Prompt = Wherever a line below holds the word "OUTPUT", copy that line.

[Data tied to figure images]
□ □ □ □

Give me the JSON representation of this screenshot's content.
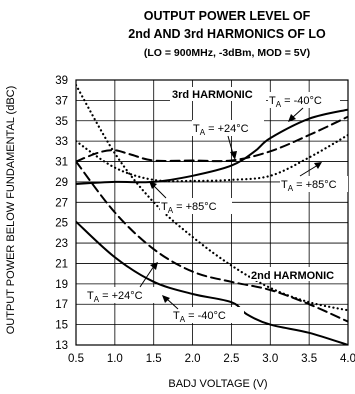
{
  "chart_data": {
    "type": "line",
    "title_line1": "OUTPUT POWER LEVEL OF",
    "title_line2": "2nd AND 3rd HARMONICS OF LO",
    "subtitle": "(LO = 900MHz, -3dBm, MOD = 5V)",
    "xlabel": "BADJ VOLTAGE (V)",
    "ylabel": "OUTPUT POWER BELOW FUNDAMENTAL (dBC)",
    "xlim": [
      0.5,
      4.0
    ],
    "ylim": [
      13,
      39
    ],
    "x_ticks": [
      0.5,
      1.0,
      1.5,
      2.0,
      2.5,
      3.0,
      3.5,
      4.0
    ],
    "x_tick_labels": [
      "0.5",
      "1.0",
      "1.5",
      "2.0",
      "2.5",
      "3.0",
      "3.5",
      "4.0"
    ],
    "y_ticks": [
      13,
      15,
      17,
      19,
      21,
      23,
      25,
      27,
      29,
      31,
      33,
      35,
      37,
      39
    ],
    "y_tick_labels": [
      "13",
      "15",
      "17",
      "19",
      "21",
      "23",
      "25",
      "27",
      "29",
      "31",
      "33",
      "35",
      "37",
      "39"
    ],
    "grid": true,
    "series": [
      {
        "group": "3rd HARMONIC",
        "temperature": "TA = -40°C",
        "style": "solid",
        "x": [
          0.5,
          1.0,
          1.5,
          2.0,
          2.5,
          2.8,
          3.0,
          3.5,
          4.0
        ],
        "y": [
          28.8,
          29.0,
          29.0,
          29.6,
          30.6,
          32.0,
          33.3,
          35.2,
          36.1
        ]
      },
      {
        "group": "3rd HARMONIC",
        "temperature": "TA = +24°C",
        "style": "dashed",
        "x": [
          0.5,
          0.8,
          1.0,
          1.2,
          1.5,
          2.0,
          2.5,
          3.0,
          3.5,
          4.0
        ],
        "y": [
          31.0,
          31.9,
          32.1,
          31.7,
          31.1,
          31.1,
          31.1,
          32.0,
          33.6,
          35.4
        ]
      },
      {
        "group": "3rd HARMONIC",
        "temperature": "TA = +85°C",
        "style": "dotted",
        "x": [
          0.5,
          1.0,
          1.5,
          2.0,
          2.5,
          3.0,
          3.5,
          4.0
        ],
        "y": [
          33.0,
          30.4,
          29.2,
          29.1,
          29.2,
          29.6,
          31.4,
          33.6
        ]
      },
      {
        "group": "2nd HARMONIC",
        "temperature": "TA = +85°C",
        "style": "dotted",
        "x": [
          0.5,
          1.0,
          1.5,
          2.0,
          2.5,
          3.0,
          3.5,
          4.0
        ],
        "y": [
          38.5,
          31.8,
          27.0,
          23.6,
          20.8,
          18.6,
          17.2,
          16.4
        ]
      },
      {
        "group": "2nd HARMONIC",
        "temperature": "TA = +24°C",
        "style": "dashed",
        "x": [
          0.5,
          1.0,
          1.5,
          2.0,
          2.5,
          3.0,
          3.5,
          4.0
        ],
        "y": [
          31.0,
          26.0,
          22.4,
          20.2,
          19.2,
          18.4,
          17.0,
          15.3
        ]
      },
      {
        "group": "2nd HARMONIC",
        "temperature": "TA = -40°C",
        "style": "solid",
        "x": [
          0.5,
          1.0,
          1.5,
          2.0,
          2.5,
          2.7,
          3.0,
          3.5,
          4.0
        ],
        "y": [
          25.1,
          21.6,
          19.2,
          18.0,
          17.2,
          16.0,
          15.0,
          14.2,
          13.0
        ]
      }
    ],
    "annotations": {
      "third_harmonic": "3rd HARMONIC",
      "second_harmonic": "2nd HARMONIC",
      "t_minus40_a": "T",
      "t_minus40_a_sub": "A",
      "t_minus40_a_rest": " = -40°C",
      "t_plus24_a": "T",
      "t_plus24_a_sub": "A",
      "t_plus24_a_rest": " = +24°C",
      "t_plus85_a": "T",
      "t_plus85_a_sub": "A",
      "t_plus85_a_rest": " = +85°C",
      "t_plus85_b": "T",
      "t_plus85_b_sub": "A",
      "t_plus85_b_rest": " = +85°C",
      "t_plus24_b": "T",
      "t_plus24_b_sub": "A",
      "t_plus24_b_rest": " = +24°C",
      "t_minus40_b": "T",
      "t_minus40_b_sub": "A",
      "t_minus40_b_rest": " = -40°C"
    },
    "line_color": "#000000",
    "grid_color": "#000000"
  }
}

□ □ □ □

Answer to this exercise =
    "title_line1": "OUTPUT POWER LEVEL OF",
    "ylabel": "OUTPUT POWER BELOW FUNDAMENTAL (dBC)",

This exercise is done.